● Task: Find the lines that hold the word "crime" and return them.

● Record set:

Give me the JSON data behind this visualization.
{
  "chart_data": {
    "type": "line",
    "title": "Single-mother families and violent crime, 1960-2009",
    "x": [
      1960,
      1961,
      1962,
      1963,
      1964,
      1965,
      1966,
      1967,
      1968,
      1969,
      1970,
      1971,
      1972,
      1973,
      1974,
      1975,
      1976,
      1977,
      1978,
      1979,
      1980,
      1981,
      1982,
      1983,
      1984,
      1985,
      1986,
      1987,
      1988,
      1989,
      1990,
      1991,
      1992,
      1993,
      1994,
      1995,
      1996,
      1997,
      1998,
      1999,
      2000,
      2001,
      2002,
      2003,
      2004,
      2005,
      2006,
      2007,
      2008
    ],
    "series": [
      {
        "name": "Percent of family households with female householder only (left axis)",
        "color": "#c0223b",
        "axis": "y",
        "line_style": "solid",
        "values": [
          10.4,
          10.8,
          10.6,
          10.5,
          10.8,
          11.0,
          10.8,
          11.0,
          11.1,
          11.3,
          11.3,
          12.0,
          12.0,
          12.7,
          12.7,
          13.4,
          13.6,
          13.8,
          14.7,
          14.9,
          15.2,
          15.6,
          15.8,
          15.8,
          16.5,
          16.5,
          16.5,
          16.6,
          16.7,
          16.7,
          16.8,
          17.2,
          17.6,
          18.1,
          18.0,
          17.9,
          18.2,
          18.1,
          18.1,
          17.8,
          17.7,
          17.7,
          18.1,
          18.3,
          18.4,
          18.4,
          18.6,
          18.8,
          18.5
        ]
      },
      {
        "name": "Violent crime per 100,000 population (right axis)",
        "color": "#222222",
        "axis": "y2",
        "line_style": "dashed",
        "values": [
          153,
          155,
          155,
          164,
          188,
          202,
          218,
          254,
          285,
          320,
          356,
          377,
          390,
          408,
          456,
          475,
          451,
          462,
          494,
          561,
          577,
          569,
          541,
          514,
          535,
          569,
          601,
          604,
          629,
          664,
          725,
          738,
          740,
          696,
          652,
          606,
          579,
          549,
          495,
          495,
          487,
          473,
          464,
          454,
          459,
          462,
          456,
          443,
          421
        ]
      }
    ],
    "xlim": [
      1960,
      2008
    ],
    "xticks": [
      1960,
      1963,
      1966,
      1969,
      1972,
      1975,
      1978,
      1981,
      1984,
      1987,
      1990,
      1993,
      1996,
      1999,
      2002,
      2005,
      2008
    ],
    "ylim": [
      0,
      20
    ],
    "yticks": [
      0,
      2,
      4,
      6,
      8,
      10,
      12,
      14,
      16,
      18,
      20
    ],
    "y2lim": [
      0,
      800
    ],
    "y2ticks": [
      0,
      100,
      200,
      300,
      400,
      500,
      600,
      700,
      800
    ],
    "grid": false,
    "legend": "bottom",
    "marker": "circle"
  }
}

● Result of the task:
    "title": "Single-mother families and violent crime, 1960-2009",
        "name": "Violent crime per 100,000 population (right axis)",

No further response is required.